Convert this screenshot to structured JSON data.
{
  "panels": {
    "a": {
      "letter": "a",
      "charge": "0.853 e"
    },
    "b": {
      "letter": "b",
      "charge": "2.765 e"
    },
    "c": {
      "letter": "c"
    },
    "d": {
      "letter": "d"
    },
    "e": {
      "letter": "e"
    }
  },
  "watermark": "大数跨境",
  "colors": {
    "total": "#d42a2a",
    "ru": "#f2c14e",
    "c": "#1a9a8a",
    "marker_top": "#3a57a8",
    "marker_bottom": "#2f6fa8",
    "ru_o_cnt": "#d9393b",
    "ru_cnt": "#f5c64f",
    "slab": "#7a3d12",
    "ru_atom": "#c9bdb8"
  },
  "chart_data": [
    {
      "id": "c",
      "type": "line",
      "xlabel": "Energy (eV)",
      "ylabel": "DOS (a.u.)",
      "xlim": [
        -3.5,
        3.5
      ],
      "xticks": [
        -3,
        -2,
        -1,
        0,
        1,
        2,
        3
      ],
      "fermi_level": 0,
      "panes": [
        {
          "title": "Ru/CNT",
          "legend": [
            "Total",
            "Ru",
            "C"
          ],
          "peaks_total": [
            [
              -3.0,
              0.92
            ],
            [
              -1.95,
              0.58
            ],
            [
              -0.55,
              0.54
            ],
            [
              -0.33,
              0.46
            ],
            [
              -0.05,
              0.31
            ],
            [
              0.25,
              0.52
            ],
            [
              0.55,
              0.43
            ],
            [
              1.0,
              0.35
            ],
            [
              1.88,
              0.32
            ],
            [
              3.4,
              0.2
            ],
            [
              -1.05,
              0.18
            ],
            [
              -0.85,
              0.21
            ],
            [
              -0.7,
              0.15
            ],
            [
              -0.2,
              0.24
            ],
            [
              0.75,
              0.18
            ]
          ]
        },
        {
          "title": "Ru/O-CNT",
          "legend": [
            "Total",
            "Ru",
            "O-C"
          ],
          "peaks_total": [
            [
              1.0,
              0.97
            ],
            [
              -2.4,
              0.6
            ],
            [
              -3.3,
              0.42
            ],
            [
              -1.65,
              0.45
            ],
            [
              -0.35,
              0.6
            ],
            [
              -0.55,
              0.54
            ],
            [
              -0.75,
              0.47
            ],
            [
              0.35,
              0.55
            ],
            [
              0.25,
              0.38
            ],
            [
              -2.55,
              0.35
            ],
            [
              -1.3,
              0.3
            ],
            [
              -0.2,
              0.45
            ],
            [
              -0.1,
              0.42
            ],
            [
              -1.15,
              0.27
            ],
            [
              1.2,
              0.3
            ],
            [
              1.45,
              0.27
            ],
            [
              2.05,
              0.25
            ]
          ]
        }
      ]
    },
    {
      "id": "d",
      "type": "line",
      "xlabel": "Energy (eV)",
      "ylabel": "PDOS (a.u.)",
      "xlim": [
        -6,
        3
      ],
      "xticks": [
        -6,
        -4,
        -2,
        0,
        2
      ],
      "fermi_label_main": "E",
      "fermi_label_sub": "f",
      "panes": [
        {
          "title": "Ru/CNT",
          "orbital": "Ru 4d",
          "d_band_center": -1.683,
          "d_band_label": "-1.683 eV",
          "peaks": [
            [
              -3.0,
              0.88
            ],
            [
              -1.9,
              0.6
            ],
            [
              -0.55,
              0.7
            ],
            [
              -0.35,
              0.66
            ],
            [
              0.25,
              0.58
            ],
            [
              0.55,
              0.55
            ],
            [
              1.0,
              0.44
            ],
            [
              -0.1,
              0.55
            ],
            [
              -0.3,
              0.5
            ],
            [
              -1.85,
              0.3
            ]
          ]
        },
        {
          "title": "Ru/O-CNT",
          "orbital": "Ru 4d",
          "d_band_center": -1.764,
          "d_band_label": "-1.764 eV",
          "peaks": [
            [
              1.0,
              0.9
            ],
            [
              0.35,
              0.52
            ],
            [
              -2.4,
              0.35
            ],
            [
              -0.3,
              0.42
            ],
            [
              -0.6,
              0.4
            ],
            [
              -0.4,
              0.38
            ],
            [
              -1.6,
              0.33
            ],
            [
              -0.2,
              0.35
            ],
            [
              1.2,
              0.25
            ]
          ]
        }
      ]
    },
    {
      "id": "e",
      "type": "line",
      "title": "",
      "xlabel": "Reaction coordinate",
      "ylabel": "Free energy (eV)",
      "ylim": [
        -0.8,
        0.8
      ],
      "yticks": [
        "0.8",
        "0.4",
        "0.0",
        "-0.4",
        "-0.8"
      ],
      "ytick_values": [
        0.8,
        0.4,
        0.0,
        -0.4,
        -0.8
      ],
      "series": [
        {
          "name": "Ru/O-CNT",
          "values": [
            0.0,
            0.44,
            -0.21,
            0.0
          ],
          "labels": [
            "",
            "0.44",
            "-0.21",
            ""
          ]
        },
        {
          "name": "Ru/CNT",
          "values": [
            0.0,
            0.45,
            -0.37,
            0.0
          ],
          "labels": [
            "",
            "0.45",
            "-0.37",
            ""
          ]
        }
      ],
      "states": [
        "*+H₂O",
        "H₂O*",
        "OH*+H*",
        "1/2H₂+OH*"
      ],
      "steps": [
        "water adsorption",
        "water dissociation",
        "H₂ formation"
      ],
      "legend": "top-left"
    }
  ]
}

» Task description
Pull out all lines in the data above that include "ylabel".

» Complete output
      "ylabel": "DOS (a.u.)",
      "ylabel": "PDOS (a.u.)",
      "ylabel": "Free energy (eV)",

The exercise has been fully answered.